■ Exercise task:
Select all lines in the records that include "Miniaturen".

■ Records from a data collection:
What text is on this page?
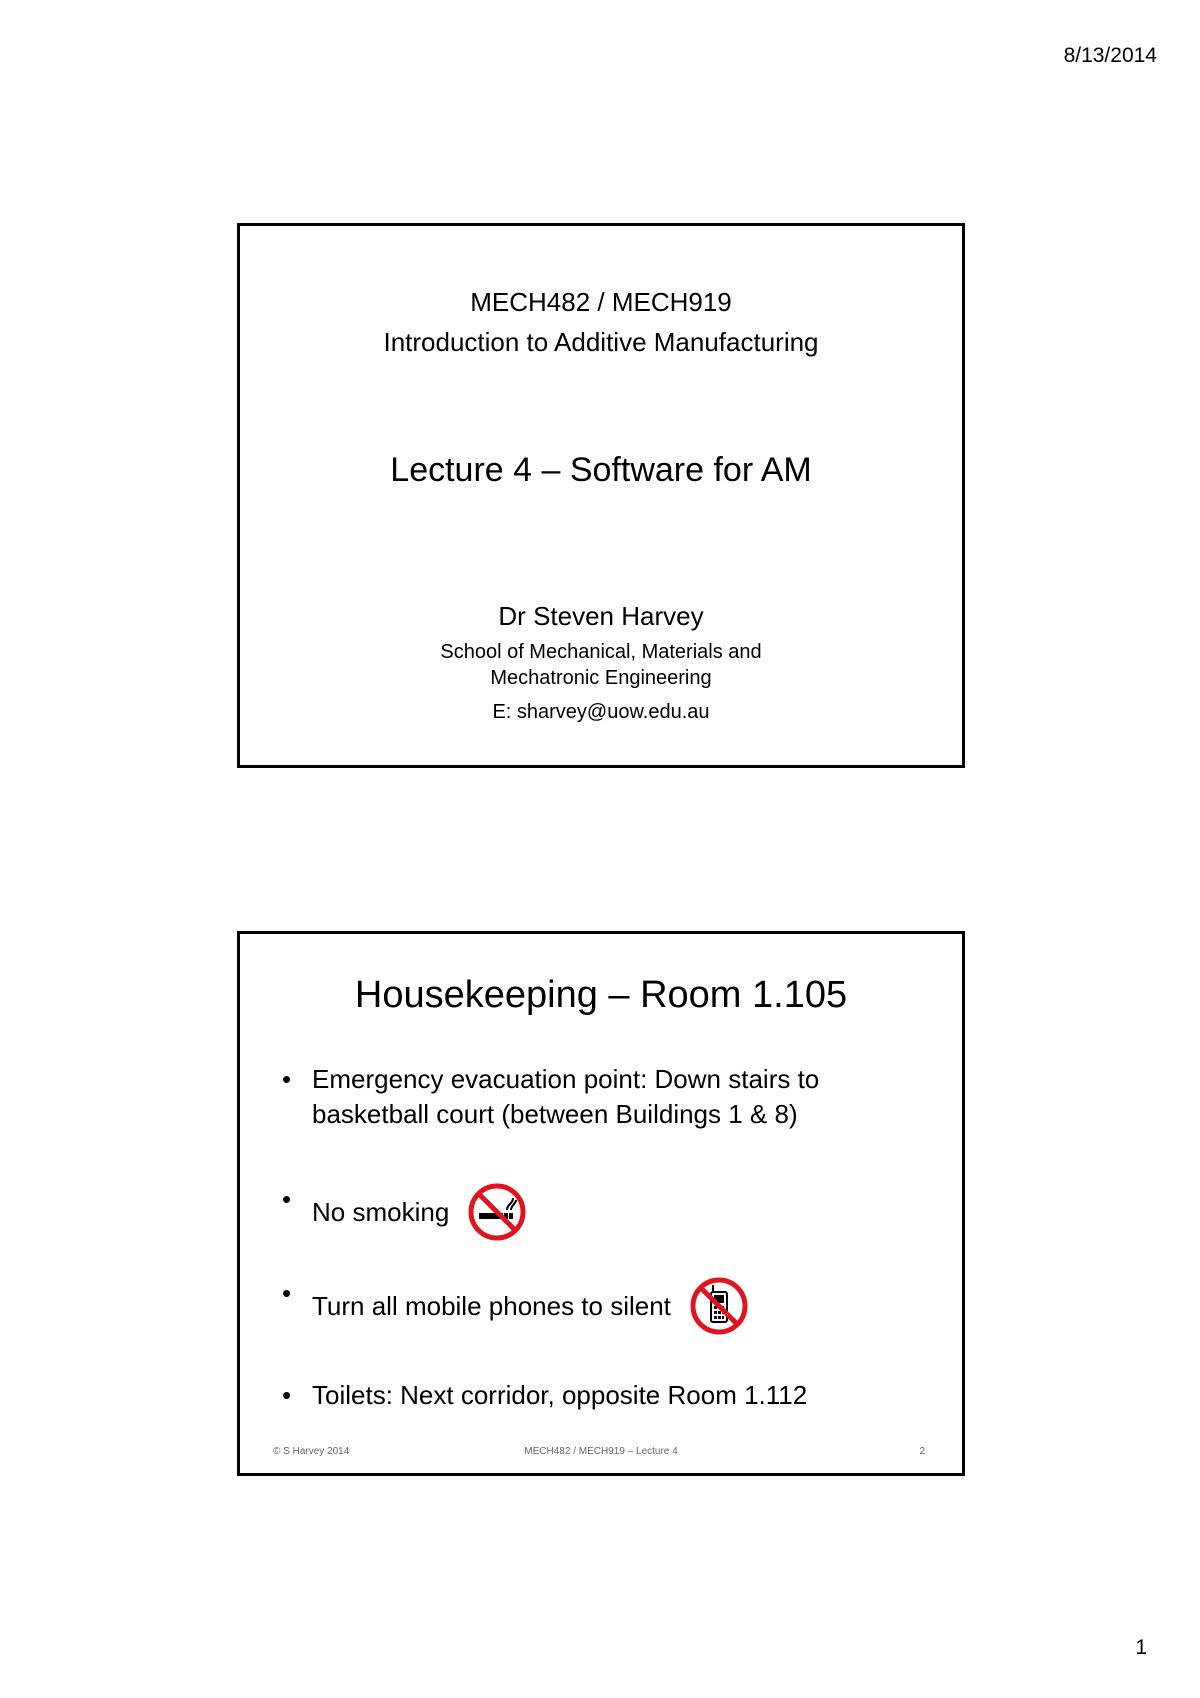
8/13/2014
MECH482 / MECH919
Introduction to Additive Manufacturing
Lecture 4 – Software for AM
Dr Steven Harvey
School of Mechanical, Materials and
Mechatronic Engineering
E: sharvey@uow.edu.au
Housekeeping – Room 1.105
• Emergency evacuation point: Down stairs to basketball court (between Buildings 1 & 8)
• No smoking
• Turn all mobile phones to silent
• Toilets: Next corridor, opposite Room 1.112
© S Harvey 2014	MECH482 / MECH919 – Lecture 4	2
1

==

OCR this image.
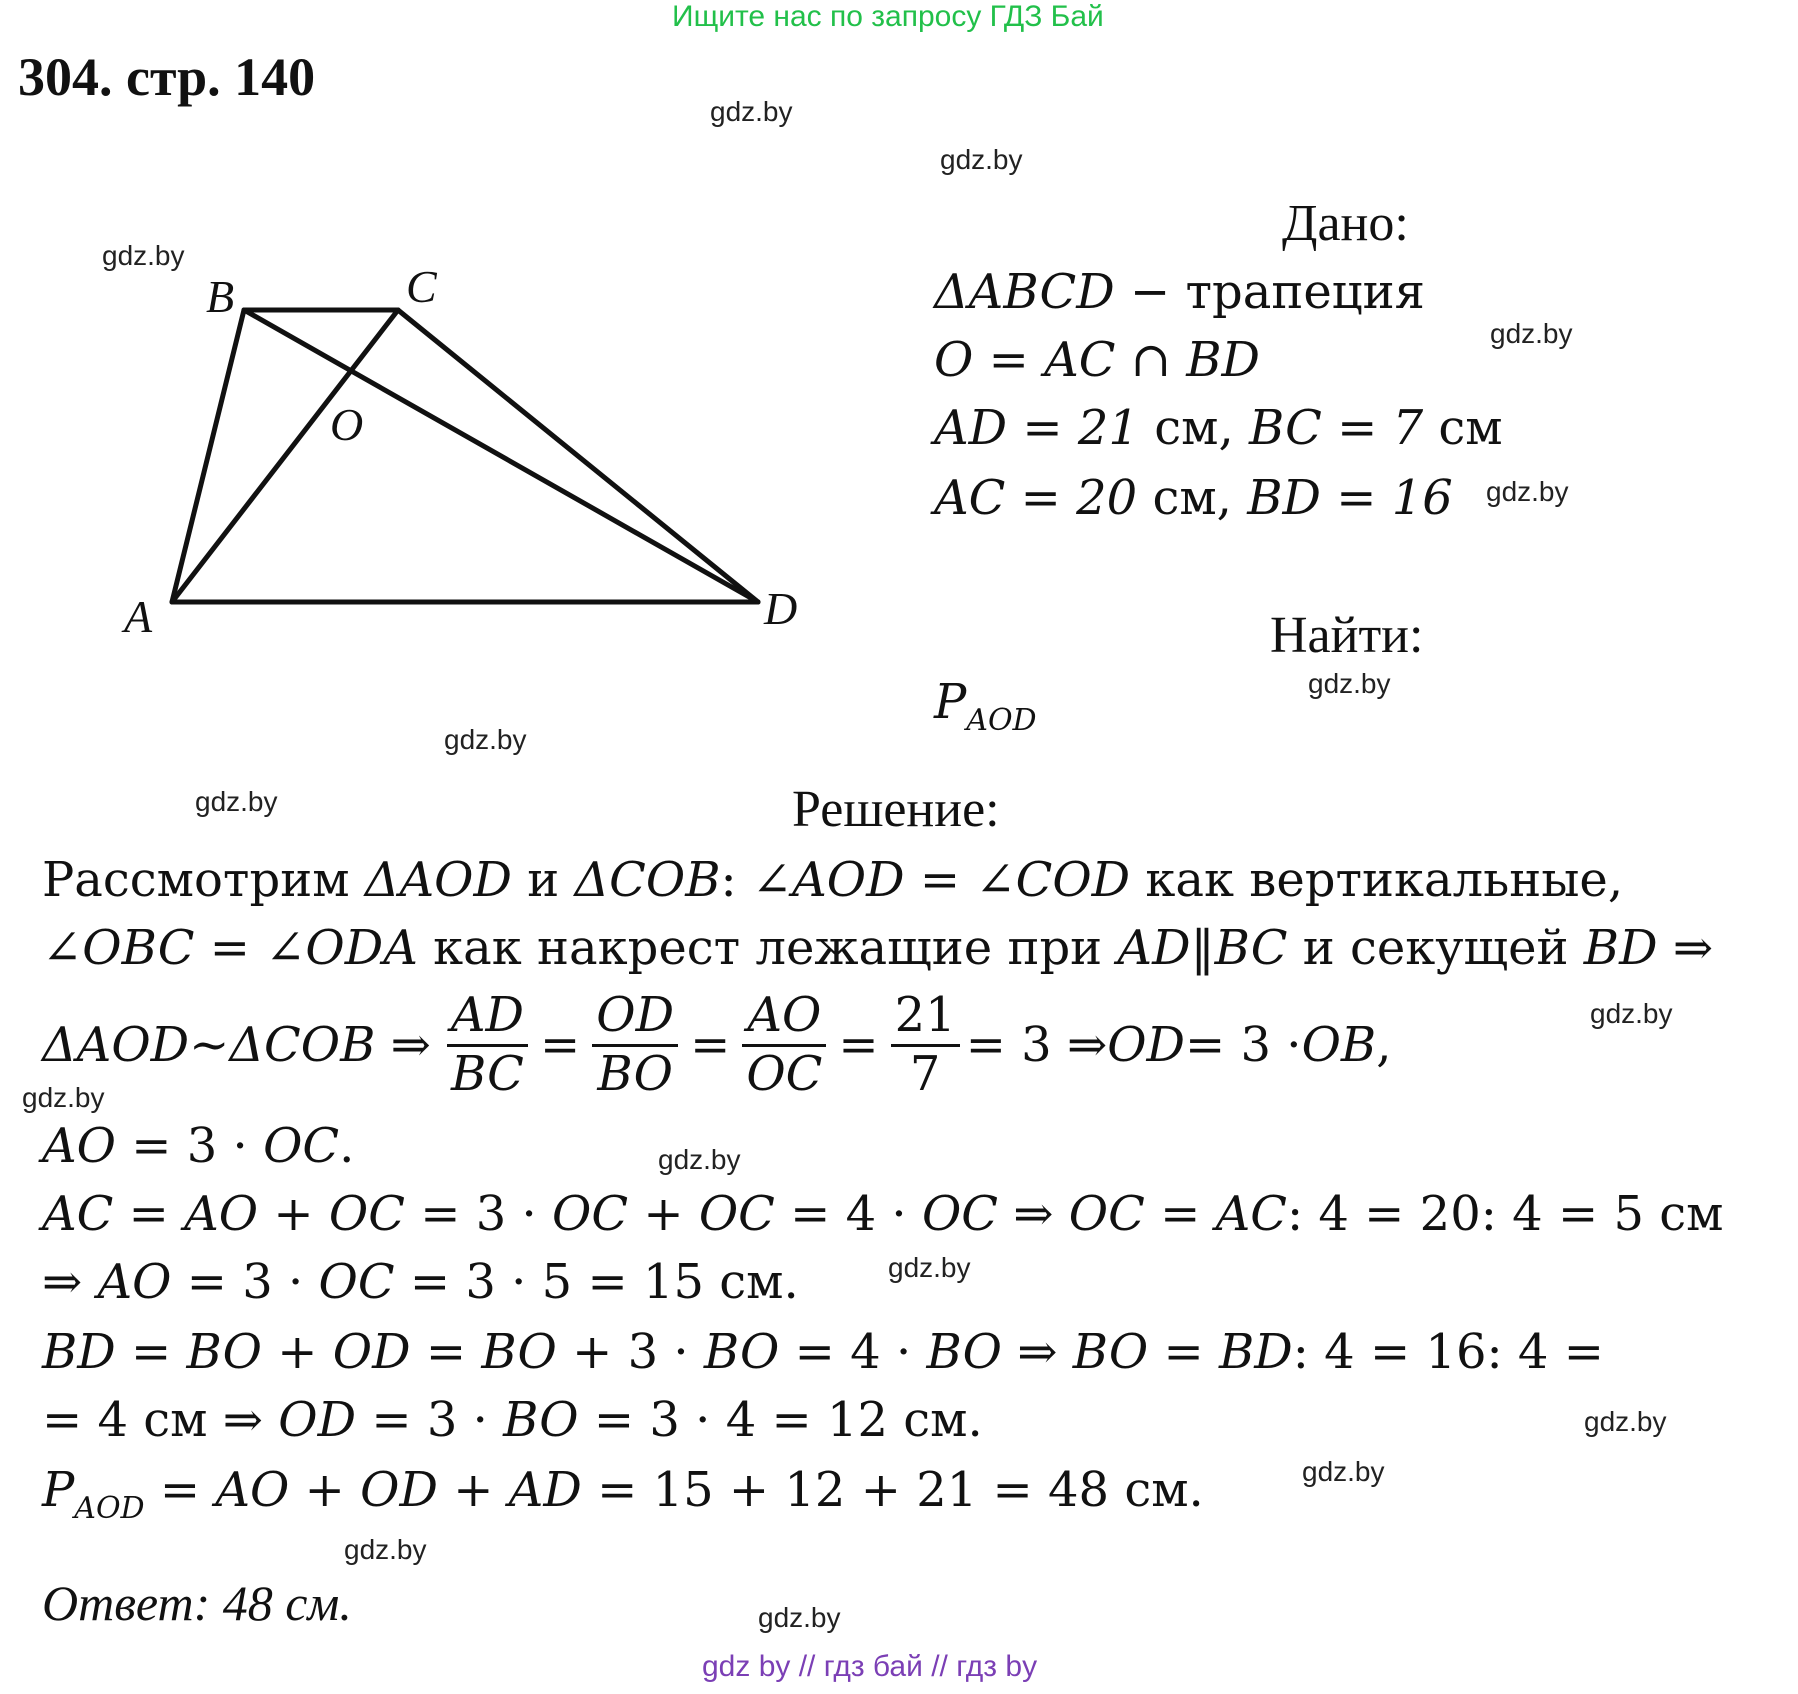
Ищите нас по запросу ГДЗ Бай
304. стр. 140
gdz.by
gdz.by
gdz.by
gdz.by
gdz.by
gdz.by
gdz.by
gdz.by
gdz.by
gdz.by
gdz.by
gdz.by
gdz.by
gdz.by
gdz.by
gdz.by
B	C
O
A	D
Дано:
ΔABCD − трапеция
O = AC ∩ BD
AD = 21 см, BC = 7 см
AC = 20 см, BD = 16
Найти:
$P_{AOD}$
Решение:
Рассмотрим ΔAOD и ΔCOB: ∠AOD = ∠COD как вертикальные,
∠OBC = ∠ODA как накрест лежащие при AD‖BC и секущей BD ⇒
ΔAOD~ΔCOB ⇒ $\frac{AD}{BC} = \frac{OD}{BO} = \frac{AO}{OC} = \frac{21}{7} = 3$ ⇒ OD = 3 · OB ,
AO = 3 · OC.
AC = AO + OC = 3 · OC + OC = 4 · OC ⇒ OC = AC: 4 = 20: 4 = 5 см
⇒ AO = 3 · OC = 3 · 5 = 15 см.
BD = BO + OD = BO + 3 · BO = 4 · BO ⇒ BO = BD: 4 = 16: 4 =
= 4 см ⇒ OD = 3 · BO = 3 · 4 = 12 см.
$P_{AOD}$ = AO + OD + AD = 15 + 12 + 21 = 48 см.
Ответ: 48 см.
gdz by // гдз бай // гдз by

--

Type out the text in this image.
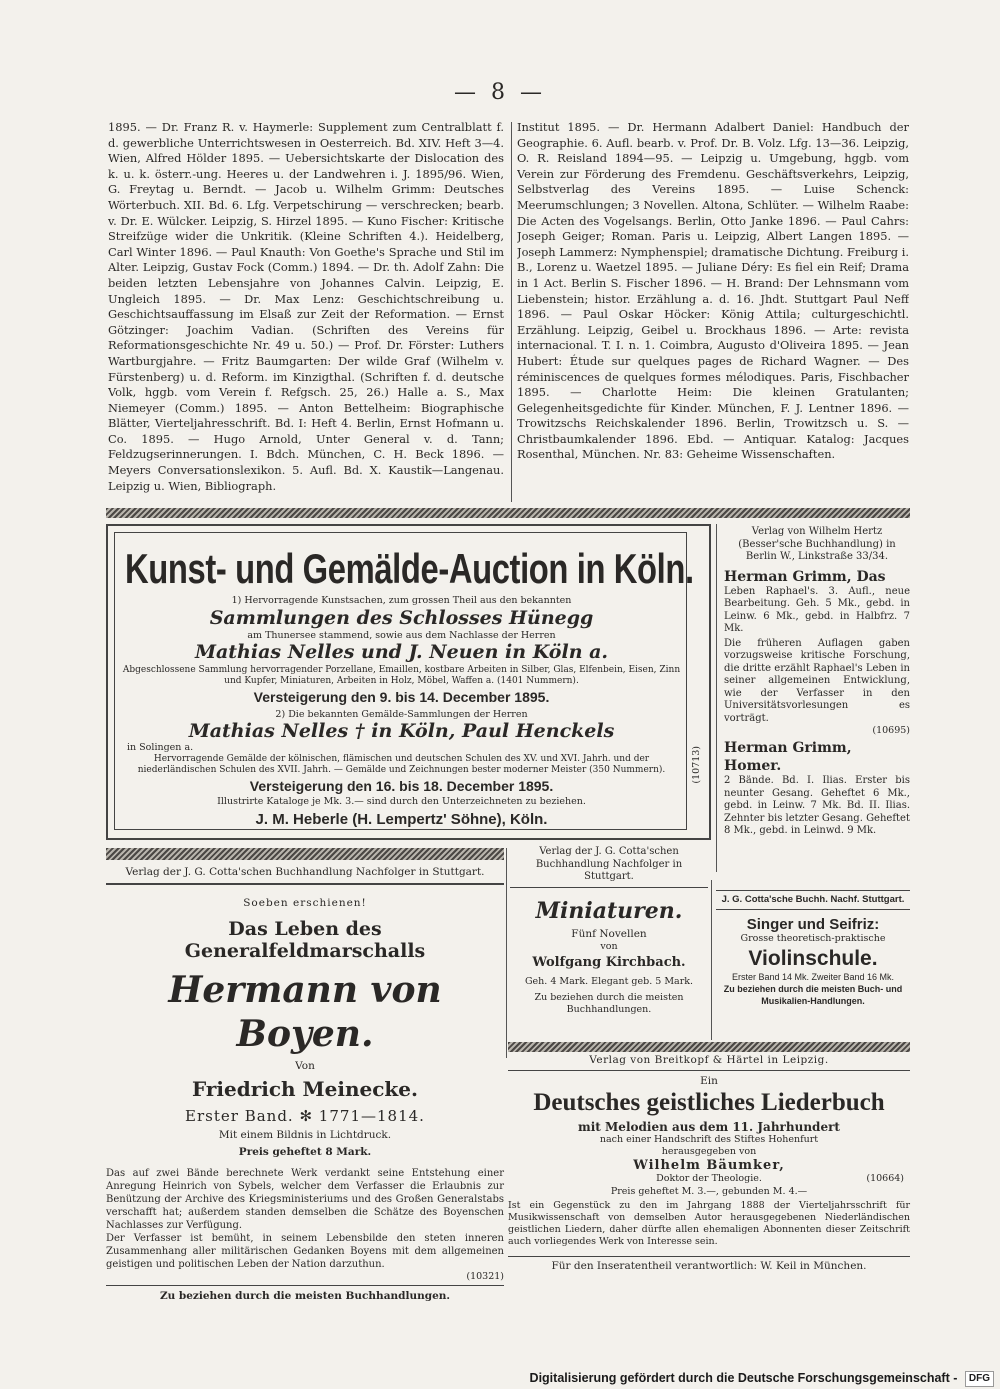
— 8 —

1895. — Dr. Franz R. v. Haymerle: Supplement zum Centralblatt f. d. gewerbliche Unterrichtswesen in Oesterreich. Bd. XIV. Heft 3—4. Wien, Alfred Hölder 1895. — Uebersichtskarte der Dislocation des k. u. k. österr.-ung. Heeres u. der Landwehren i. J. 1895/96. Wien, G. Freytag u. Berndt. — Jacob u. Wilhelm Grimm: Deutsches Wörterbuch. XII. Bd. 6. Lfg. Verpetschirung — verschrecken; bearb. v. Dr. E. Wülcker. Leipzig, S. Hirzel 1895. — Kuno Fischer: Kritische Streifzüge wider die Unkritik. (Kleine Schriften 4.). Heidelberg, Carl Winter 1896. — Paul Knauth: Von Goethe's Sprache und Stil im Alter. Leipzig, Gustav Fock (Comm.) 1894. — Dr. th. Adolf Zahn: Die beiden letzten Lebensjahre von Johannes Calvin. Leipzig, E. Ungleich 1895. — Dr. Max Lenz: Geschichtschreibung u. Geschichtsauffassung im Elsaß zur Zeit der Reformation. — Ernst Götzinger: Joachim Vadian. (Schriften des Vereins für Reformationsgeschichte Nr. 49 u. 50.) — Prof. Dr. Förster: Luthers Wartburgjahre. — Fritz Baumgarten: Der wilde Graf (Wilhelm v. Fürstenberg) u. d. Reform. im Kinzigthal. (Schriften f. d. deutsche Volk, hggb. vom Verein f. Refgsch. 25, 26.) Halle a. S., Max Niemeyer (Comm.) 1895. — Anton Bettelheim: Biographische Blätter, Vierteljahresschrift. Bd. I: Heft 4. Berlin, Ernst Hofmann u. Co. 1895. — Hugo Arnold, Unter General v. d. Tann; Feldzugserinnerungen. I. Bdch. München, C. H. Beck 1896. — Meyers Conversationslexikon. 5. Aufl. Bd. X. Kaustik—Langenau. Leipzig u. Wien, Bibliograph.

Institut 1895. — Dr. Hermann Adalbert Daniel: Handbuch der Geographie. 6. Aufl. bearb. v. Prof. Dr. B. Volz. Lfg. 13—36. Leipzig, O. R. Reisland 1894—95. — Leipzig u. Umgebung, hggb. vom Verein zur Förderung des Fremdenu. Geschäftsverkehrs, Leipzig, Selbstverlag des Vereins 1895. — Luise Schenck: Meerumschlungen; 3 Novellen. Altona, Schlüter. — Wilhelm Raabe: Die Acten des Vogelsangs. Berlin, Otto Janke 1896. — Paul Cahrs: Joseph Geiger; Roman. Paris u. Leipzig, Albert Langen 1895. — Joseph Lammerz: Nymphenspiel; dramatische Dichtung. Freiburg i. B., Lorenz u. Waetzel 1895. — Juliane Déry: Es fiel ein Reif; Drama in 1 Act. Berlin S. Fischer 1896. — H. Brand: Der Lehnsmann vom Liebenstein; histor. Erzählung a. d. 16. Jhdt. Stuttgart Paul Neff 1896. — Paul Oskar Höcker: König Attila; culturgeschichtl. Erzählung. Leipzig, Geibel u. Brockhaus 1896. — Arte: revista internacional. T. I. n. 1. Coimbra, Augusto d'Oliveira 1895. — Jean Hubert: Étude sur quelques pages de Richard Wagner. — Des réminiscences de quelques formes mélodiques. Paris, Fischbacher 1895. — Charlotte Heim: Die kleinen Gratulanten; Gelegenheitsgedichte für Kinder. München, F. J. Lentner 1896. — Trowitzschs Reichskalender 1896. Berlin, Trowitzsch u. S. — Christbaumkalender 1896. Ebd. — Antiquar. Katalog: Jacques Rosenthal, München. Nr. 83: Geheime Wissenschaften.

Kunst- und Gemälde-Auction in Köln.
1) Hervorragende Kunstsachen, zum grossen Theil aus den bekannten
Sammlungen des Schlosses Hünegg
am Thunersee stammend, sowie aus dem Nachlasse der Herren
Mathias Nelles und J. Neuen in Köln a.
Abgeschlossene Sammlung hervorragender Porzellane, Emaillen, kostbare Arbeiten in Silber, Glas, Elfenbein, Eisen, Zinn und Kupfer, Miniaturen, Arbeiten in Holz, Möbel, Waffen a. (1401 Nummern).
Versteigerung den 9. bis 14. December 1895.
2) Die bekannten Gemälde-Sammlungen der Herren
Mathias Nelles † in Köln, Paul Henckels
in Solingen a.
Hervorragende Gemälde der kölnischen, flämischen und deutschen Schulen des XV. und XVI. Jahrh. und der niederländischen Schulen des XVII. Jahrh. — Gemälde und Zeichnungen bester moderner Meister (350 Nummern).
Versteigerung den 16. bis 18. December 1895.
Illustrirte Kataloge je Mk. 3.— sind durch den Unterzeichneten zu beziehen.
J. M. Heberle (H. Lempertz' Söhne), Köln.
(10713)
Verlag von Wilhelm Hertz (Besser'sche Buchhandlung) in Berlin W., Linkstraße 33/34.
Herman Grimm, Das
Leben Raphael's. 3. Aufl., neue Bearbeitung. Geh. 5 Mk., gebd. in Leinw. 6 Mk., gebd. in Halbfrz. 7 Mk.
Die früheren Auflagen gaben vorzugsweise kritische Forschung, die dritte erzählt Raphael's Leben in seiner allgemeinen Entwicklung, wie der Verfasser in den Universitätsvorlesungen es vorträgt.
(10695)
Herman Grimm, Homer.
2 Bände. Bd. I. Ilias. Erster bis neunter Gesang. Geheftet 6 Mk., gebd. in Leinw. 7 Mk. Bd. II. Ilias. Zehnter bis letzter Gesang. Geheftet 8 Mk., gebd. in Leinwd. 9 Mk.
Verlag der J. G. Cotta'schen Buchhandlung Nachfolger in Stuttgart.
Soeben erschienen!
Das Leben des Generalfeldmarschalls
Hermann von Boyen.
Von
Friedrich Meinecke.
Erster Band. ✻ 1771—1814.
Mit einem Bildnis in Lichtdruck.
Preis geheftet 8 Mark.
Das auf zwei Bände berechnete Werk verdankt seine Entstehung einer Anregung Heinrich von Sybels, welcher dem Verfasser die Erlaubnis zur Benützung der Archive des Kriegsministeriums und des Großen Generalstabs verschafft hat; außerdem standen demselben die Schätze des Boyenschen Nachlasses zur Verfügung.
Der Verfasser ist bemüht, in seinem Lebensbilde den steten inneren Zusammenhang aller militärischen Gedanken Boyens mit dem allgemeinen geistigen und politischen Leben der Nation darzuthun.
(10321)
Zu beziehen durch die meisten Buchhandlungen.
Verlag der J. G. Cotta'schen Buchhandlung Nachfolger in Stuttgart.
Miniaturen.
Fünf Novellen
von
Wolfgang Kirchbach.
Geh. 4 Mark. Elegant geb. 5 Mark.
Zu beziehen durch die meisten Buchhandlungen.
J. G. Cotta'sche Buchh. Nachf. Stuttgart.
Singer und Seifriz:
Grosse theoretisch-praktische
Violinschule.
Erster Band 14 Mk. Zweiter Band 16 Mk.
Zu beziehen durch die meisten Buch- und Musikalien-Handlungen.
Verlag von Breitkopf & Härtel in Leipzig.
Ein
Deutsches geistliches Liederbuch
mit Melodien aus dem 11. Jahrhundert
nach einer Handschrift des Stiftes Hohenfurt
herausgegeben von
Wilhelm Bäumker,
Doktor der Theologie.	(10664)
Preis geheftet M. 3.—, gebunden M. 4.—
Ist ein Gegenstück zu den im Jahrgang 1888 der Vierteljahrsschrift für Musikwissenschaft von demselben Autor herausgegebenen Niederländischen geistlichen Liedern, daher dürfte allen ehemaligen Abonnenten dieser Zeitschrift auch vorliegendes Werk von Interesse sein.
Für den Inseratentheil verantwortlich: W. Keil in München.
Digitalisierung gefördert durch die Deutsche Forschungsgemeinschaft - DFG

■ Completed task:
Abgeschlossene Sammlung hervorragender Porzellane, Emaillen, kostbare Arbeiten in Silber, Glas, Elfenbein, Eisen, Zinn und Kupfer, Miniaturen, Arbeiten in Holz, Möbel, Waffen a. (1401 Nummern).
Miniaturen.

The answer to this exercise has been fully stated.